Write the material out again exactly as it stands.
--- START LISTED ENTRIES ---
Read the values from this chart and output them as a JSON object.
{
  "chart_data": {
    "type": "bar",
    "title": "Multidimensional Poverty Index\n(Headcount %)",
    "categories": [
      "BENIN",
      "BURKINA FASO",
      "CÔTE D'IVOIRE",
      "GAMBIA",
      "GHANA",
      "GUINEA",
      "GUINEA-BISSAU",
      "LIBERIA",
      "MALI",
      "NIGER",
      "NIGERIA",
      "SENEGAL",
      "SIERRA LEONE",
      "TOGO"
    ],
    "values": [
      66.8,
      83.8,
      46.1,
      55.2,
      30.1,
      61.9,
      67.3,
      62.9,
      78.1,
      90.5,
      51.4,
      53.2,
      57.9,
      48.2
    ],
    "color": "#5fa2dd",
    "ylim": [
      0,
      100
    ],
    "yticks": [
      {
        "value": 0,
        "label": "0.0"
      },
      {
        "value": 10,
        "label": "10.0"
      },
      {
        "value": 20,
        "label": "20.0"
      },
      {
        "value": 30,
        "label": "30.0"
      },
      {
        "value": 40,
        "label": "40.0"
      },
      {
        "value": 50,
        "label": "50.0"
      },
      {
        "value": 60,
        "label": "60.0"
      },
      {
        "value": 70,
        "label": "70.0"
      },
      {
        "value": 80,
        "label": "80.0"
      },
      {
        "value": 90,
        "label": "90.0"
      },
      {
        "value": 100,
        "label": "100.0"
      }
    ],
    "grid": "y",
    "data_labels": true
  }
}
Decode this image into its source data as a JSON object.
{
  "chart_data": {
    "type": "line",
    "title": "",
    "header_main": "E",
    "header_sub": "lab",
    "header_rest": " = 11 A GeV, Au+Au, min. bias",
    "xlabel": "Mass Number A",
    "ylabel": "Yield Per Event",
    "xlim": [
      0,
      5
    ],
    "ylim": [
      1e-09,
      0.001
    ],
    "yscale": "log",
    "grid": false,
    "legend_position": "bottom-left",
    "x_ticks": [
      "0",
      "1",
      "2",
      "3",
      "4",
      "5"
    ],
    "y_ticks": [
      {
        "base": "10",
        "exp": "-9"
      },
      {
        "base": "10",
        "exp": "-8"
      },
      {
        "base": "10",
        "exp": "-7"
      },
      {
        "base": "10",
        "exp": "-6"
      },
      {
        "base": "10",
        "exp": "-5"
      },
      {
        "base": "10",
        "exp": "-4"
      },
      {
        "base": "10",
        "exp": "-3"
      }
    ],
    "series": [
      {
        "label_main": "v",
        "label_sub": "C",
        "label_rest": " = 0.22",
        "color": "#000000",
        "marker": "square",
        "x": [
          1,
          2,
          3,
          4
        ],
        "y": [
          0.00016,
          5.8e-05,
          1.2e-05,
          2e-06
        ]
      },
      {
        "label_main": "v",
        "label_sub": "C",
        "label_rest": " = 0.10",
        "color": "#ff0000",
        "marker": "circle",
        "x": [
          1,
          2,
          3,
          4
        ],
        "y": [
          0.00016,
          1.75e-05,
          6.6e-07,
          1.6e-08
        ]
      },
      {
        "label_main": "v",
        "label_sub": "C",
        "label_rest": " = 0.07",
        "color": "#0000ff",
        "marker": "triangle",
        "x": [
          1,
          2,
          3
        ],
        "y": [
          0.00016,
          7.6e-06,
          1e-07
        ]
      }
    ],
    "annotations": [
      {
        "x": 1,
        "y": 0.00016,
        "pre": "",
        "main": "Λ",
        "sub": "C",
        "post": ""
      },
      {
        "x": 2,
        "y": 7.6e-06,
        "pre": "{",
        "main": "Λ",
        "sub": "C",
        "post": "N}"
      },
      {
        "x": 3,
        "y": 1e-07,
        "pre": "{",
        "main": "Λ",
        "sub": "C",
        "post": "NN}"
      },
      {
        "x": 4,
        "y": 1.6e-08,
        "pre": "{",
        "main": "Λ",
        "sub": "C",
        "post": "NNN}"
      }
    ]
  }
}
--- END LISTED ENTRIES ---
_OUTPUT OF THE EXERCISE_.
Read the values from this chart and output them as a JSON object.
{
  "chart_data": {
    "type": "bar",
    "title": "Multidimensional Poverty Index\n(Headcount %)",
    "categories": [
      "BENIN",
      "BURKINA FASO",
      "CÔTE D'IVOIRE",
      "GAMBIA",
      "GHANA",
      "GUINEA",
      "GUINEA-BISSAU",
      "LIBERIA",
      "MALI",
      "NIGER",
      "NIGERIA",
      "SENEGAL",
      "SIERRA LEONE",
      "TOGO"
    ],
    "values": [
      66.8,
      83.8,
      46.1,
      55.2,
      30.1,
      61.9,
      67.3,
      62.9,
      78.1,
      90.5,
      51.4,
      53.2,
      57.9,
      48.2
    ],
    "color": "#5fa2dd",
    "ylim": [
      0,
      100
    ],
    "yticks": [
      {
        "value": 0,
        "label": "0.0"
      },
      {
        "value": 10,
        "label": "10.0"
      },
      {
        "value": 20,
        "label": "20.0"
      },
      {
        "value": 30,
        "label": "30.0"
      },
      {
        "value": 40,
        "label": "40.0"
      },
      {
        "value": 50,
        "label": "50.0"
      },
      {
        "value": 60,
        "label": "60.0"
      },
      {
        "value": 70,
        "label": "70.0"
      },
      {
        "value": 80,
        "label": "80.0"
      },
      {
        "value": 90,
        "label": "90.0"
      },
      {
        "value": 100,
        "label": "100.0"
      }
    ],
    "grid": "y",
    "data_labels": true
  }
}
Decode this image into its source data as a JSON object.
{
  "chart_data": {
    "type": "line",
    "title": "",
    "header_main": "E",
    "header_sub": "lab",
    "header_rest": " = 11 A GeV, Au+Au, min. bias",
    "xlabel": "Mass Number A",
    "ylabel": "Yield Per Event",
    "xlim": [
      0,
      5
    ],
    "ylim": [
      1e-09,
      0.001
    ],
    "yscale": "log",
    "grid": false,
    "legend_position": "bottom-left",
    "x_ticks": [
      "0",
      "1",
      "2",
      "3",
      "4",
      "5"
    ],
    "y_ticks": [
      {
        "base": "10",
        "exp": "-9"
      },
      {
        "base": "10",
        "exp": "-8"
      },
      {
        "base": "10",
        "exp": "-7"
      },
      {
        "base": "10",
        "exp": "-6"
      },
      {
        "base": "10",
        "exp": "-5"
      },
      {
        "base": "10",
        "exp": "-4"
      },
      {
        "base": "10",
        "exp": "-3"
      }
    ],
    "series": [
      {
        "label_main": "v",
        "label_sub": "C",
        "label_rest": " = 0.22",
        "color": "#000000",
        "marker": "square",
        "x": [
          1,
          2,
          3,
          4
        ],
        "y": [
          0.00016,
          5.8e-05,
          1.2e-05,
          2e-06
        ]
      },
      {
        "label_main": "v",
        "label_sub": "C",
        "label_rest": " = 0.10",
        "color": "#ff0000",
        "marker": "circle",
        "x": [
          1,
          2,
          3,
          4
        ],
        "y": [
          0.00016,
          1.75e-05,
          6.6e-07,
          1.6e-08
        ]
      },
      {
        "label_main": "v",
        "label_sub": "C",
        "label_rest": " = 0.07",
        "color": "#0000ff",
        "marker": "triangle",
        "x": [
          1,
          2,
          3
        ],
        "y": [
          0.00016,
          7.6e-06,
          1e-07
        ]
      }
    ],
    "annotations": [
      {
        "x": 1,
        "y": 0.00016,
        "pre": "",
        "main": "Λ",
        "sub": "C",
        "post": ""
      },
      {
        "x": 2,
        "y": 7.6e-06,
        "pre": "{",
        "main": "Λ",
        "sub": "C",
        "post": "N}"
      },
      {
        "x": 3,
        "y": 1e-07,
        "pre": "{",
        "main": "Λ",
        "sub": "C",
        "post": "NN}"
      },
      {
        "x": 4,
        "y": 1.6e-08,
        "pre": "{",
        "main": "Λ",
        "sub": "C",
        "post": "NNN}"
      }
    ]
  }
}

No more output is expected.